___ Data excerpts
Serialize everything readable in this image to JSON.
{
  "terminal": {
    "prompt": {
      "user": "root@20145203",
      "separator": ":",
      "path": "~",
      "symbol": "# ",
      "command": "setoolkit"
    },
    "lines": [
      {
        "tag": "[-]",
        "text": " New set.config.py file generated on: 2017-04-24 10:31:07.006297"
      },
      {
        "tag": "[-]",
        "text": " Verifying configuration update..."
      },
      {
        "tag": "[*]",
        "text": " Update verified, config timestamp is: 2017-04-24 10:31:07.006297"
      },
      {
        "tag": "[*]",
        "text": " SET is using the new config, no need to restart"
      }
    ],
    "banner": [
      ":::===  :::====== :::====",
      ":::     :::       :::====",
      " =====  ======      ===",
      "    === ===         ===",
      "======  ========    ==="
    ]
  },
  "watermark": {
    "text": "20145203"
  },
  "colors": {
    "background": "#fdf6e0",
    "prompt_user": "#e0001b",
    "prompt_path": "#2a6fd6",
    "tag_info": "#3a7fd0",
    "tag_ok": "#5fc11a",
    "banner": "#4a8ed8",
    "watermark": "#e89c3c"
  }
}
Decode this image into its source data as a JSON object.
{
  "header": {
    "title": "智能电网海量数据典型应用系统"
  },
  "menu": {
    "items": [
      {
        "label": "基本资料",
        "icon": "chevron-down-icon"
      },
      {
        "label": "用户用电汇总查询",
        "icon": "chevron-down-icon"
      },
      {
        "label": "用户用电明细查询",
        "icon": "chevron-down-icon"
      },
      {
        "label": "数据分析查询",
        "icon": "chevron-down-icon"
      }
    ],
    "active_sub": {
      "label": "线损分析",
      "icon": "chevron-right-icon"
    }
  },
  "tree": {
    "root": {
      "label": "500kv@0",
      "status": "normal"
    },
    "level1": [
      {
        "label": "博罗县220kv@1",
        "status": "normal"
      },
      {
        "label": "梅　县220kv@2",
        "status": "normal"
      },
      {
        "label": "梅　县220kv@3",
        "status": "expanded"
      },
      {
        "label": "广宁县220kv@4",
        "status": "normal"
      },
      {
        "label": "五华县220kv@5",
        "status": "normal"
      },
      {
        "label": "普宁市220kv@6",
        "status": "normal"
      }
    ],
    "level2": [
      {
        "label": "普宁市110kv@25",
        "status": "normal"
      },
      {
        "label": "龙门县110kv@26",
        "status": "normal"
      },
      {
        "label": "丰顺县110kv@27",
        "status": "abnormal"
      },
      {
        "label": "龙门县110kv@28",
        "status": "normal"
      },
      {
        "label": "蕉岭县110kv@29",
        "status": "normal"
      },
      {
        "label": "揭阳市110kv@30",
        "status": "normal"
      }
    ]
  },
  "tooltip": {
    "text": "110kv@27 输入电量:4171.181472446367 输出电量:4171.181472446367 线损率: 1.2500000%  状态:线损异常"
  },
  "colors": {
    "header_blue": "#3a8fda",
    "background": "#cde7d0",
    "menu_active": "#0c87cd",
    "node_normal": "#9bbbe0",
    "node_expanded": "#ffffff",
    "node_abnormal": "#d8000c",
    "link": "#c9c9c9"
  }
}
______
• [Exercise objective]
Every line of the records that includes the word "JSON" should be gathered.

• [Task output]
Serialize everything readable in this image to JSON.
Decode this image into its source data as a JSON object.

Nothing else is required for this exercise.